■ The data ■
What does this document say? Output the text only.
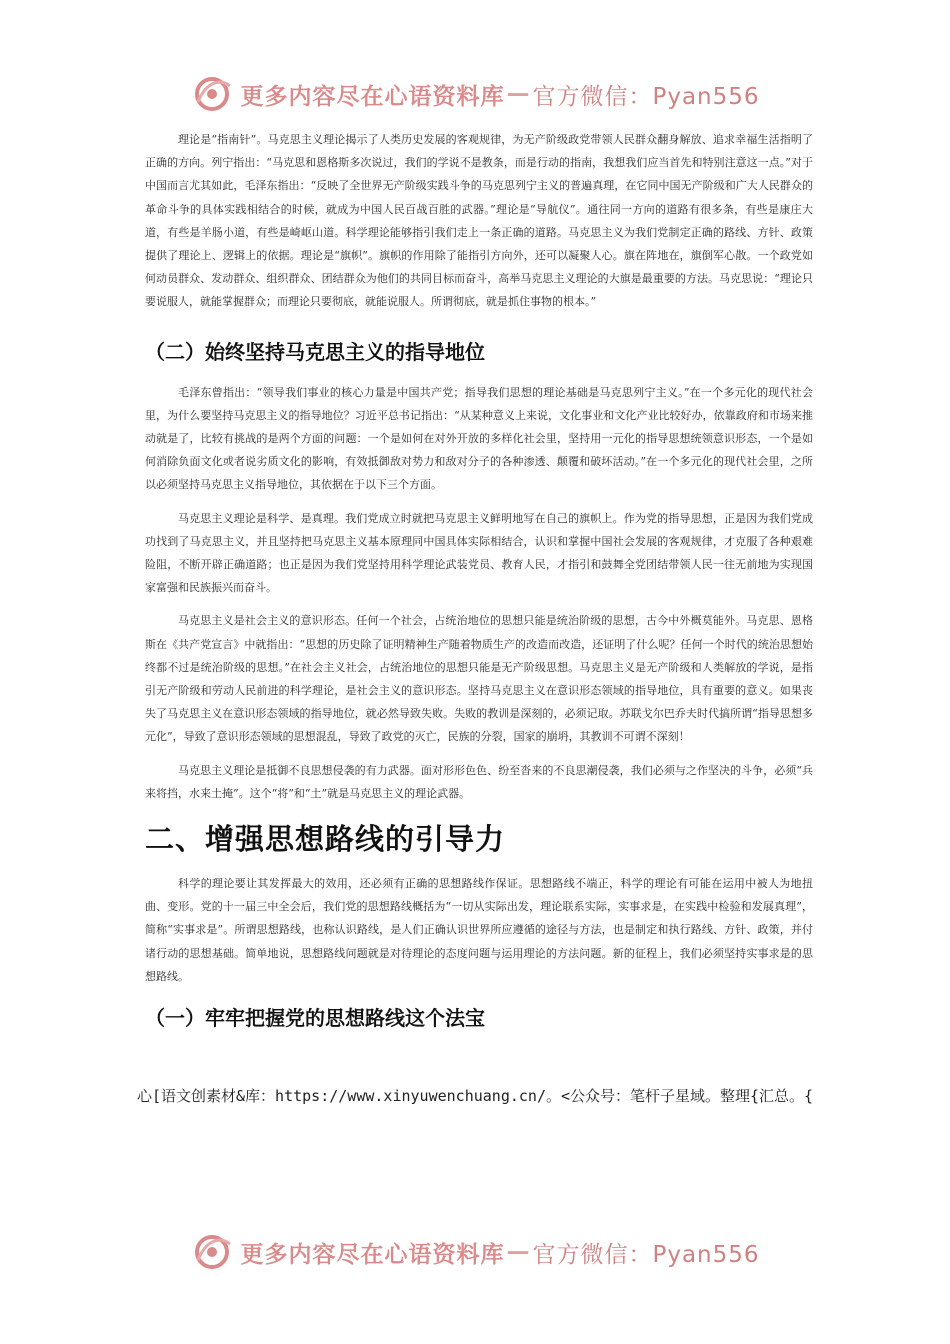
更多内容尽在心语资料库 — 官方微信：Pyan556

理论是“指南针”。马克思主义理论揭示了人类历史发展的客观规律，为无产阶级政党带领人民群众翻身解放、追求幸福生活指明了正确的方向。列宁指出：“马克思和恩格斯多次说过，我们的学说不是教条，而是行动的指南，我想我们应当首先和特别注意这一点。”对于中国而言尤其如此，毛泽东指出：“反映了全世界无产阶级实践斗争的马克思列宁主义的普遍真理，在它同中国无产阶级和广大人民群众的革命斗争的具体实践相结合的时候，就成为中国人民百战百胜的武器。”理论是“导航仪”。通往同一方向的道路有很多条，有些是康庄大道，有些是羊肠小道，有些是崎岖山道。科学理论能够指引我们走上一条正确的道路。马克思主义为我们党制定正确的路线、方针、政策提供了理论上、逻辑上的依据。理论是“旗帜”。旗帜的作用除了能指引方向外，还可以凝聚人心。旗在阵地在，旗倒军心散。一个政党如何动员群众、发动群众、组织群众、团结群众为他们的共同目标而奋斗，高举马克思主义理论的大旗是最重要的方法。马克思说：“理论只要说服人，就能掌握群众；而理论只要彻底，就能说服人。所谓彻底，就是抓住事物的根本。”

（二）始终坚持马克思主义的指导地位

毛泽东曾指出：“领导我们事业的核心力量是中国共产党；指导我们思想的理论基础是马克思列宁主义。”在一个多元化的现代社会里，为什么要坚持马克思主义的指导地位？习近平总书记指出：“从某种意义上来说，文化事业和文化产业比较好办，依靠政府和市场来推动就是了，比较有挑战的是两个方面的问题：一个是如何在对外开放的多样化社会里，坚持用一元化的指导思想统领意识形态，一个是如何消除负面文化或者说劣质文化的影响，有效抵御敌对势力和敌对分子的各种渗透、颠覆和破坏活动。”在一个多元化的现代社会里，之所以必须坚持马克思主义指导地位，其依据在于以下三个方面。

马克思主义理论是科学、是真理。我们党成立时就把马克思主义鲜明地写在自己的旗帜上。作为党的指导思想，正是因为我们党成功找到了马克思主义，并且坚持把马克思主义基本原理同中国具体实际相结合，认识和掌握中国社会发展的客观规律，才克服了各种艰难险阻，不断开辟正确道路；也正是因为我们党坚持用科学理论武装党员、教育人民，才指引和鼓舞全党团结带领人民一往无前地为实现国家富强和民族振兴而奋斗。

马克思主义是社会主义的意识形态。任何一个社会，占统治地位的思想只能是统治阶级的思想，古今中外概莫能外。马克思、恩格斯在《共产党宣言》中就指出：“思想的历史除了证明精神生产随着物质生产的改造而改造，还证明了什么呢？任何一个时代的统治思想始终都不过是统治阶级的思想。”在社会主义社会，占统治地位的思想只能是无产阶级思想。马克思主义是无产阶级和人类解放的学说，是指引无产阶级和劳动人民前进的科学理论，是社会主义的意识形态。坚持马克思主义在意识形态领域的指导地位，具有重要的意义。如果丧失了马克思主义在意识形态领域的指导地位，就必然导致失败。失败的教训是深刻的，必须记取。苏联戈尔巴乔夫时代搞所谓“指导思想多元化”，导致了意识形态领域的思想混乱，导致了政党的灭亡，民族的分裂，国家的崩坍，其教训不可谓不深刻！

马克思主义理论是抵御不良思想侵袭的有力武器。面对形形色色、纷至沓来的不良思潮侵袭，我们必须与之作坚决的斗争，必须“兵来将挡，水来土掩”。这个“将”和“土”就是马克思主义的理论武器。

二、增强思想路线的引导力

科学的理论要让其发挥最大的效用，还必须有正确的思想路线作保证。思想路线不端正，科学的理论有可能在运用中被人为地扭曲、变形。党的十一届三中全会后，我们党的思想路线概括为“一切从实际出发，理论联系实际，实事求是，在实践中检验和发展真理”，简称“实事求是”。所谓思想路线，也称认识路线，是人们正确认识世界所应遵循的途径与方法，也是制定和执行路线、方针、政策，并付诸行动的思想基础。简单地说，思想路线问题就是对待理论的态度问题与运用理论的方法问题。新的征程上，我们必须坚持实事求是的思想路线。

（一）牢牢把握党的思想路线这个法宝
心[语文创素材&库：https://www.xinyuwenchuang.cn/。<公众号：笔杆子星域。整理{汇总。{
更多内容尽在心语资料库 — 官方微信：Pyan556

■ Task goal ■
Copy out each line word for word, please, skipping the images.

■ Solution to the problem ■
What does this document say? Output the text only.
更多内容尽在心语资料库 — 官方微信：Pyan556

理论是“指南针”。马克思主义理论揭示了人类历史发展的客观规律，为无产阶级政党带领人民群众翻身解放、追求幸福生活指明了正确的方向。列宁指出：“马克思和恩格斯多次说过，我们的学说不是教条，而是行动的指南，我想我们应当首先和特别注意这一点。”对于中国而言尤其如此，毛泽东指出：“反映了全世界无产阶级实践斗争的马克思列宁主义的普遍真理，在它同中国无产阶级和广大人民群众的革命斗争的具体实践相结合的时候，就成为中国人民百战百胜的武器。”理论是“导航仪”。通往同一方向的道路有很多条，有些是康庄大道，有些是羊肠小道，有些是崎岖山道。科学理论能够指引我们走上一条正确的道路。马克思主义为我们党制定正确的路线、方针、政策提供了理论上、逻辑上的依据。理论是“旗帜”。旗帜的作用除了能指引方向外，还可以凝聚人心。旗在阵地在，旗倒军心散。一个政党如何动员群众、发动群众、组织群众、团结群众为他们的共同目标而奋斗，高举马克思主义理论的大旗是最重要的方法。马克思说：“理论只要说服人，就能掌握群众；而理论只要彻底，就能说服人。所谓彻底，就是抓住事物的根本。”

（二）始终坚持马克思主义的指导地位

毛泽东曾指出：“领导我们事业的核心力量是中国共产党；指导我们思想的理论基础是马克思列宁主义。”在一个多元化的现代社会里，为什么要坚持马克思主义的指导地位？习近平总书记指出：“从某种意义上来说，文化事业和文化产业比较好办，依靠政府和市场来推动就是了，比较有挑战的是两个方面的问题：一个是如何在对外开放的多样化社会里，坚持用一元化的指导思想统领意识形态，一个是如何消除负面文化或者说劣质文化的影响，有效抵御敌对势力和敌对分子的各种渗透、颠覆和破坏活动。”在一个多元化的现代社会里，之所以必须坚持马克思主义指导地位，其依据在于以下三个方面。

马克思主义理论是科学、是真理。我们党成立时就把马克思主义鲜明地写在自己的旗帜上。作为党的指导思想，正是因为我们党成功找到了马克思主义，并且坚持把马克思主义基本原理同中国具体实际相结合，认识和掌握中国社会发展的客观规律，才克服了各种艰难险阻，不断开辟正确道路；也正是因为我们党坚持用科学理论武装党员、教育人民，才指引和鼓舞全党团结带领人民一往无前地为实现国家富强和民族振兴而奋斗。

马克思主义是社会主义的意识形态。任何一个社会，占统治地位的思想只能是统治阶级的思想，古今中外概莫能外。马克思、恩格斯在《共产党宣言》中就指出：“思想的历史除了证明精神生产随着物质生产的改造而改造，还证明了什么呢？任何一个时代的统治思想始终都不过是统治阶级的思想。”在社会主义社会，占统治地位的思想只能是无产阶级思想。马克思主义是无产阶级和人类解放的学说，是指引无产阶级和劳动人民前进的科学理论，是社会主义的意识形态。坚持马克思主义在意识形态领域的指导地位，具有重要的意义。如果丧失了马克思主义在意识形态领域的指导地位，就必然导致失败。失败的教训是深刻的，必须记取。苏联戈尔巴乔夫时代搞所谓“指导思想多元化”，导致了意识形态领域的思想混乱，导致了政党的灭亡，民族的分裂，国家的崩坍，其教训不可谓不深刻！

马克思主义理论是抵御不良思想侵袭的有力武器。面对形形色色、纷至沓来的不良思潮侵袭，我们必须与之作坚决的斗争，必须“兵来将挡，水来土掩”。这个“将”和“土”就是马克思主义的理论武器。

二、增强思想路线的引导力

科学的理论要让其发挥最大的效用，还必须有正确的思想路线作保证。思想路线不端正，科学的理论有可能在运用中被人为地扭曲、变形。党的十一届三中全会后，我们党的思想路线概括为“一切从实际出发，理论联系实际，实事求是，在实践中检验和发展真理”，简称“实事求是”。所谓思想路线，也称认识路线，是人们正确认识世界所应遵循的途径与方法，也是制定和执行路线、方针、政策，并付诸行动的思想基础。简单地说，思想路线问题就是对待理论的态度问题与运用理论的方法问题。新的征程上，我们必须坚持实事求是的思想路线。

（一）牢牢把握党的思想路线这个法宝
心[语文创素材&库：https://www.xinyuwenchuang.cn/。<公众号：笔杆子星域。整理{汇总。{
更多内容尽在心语资料库 — 官方微信：Pyan556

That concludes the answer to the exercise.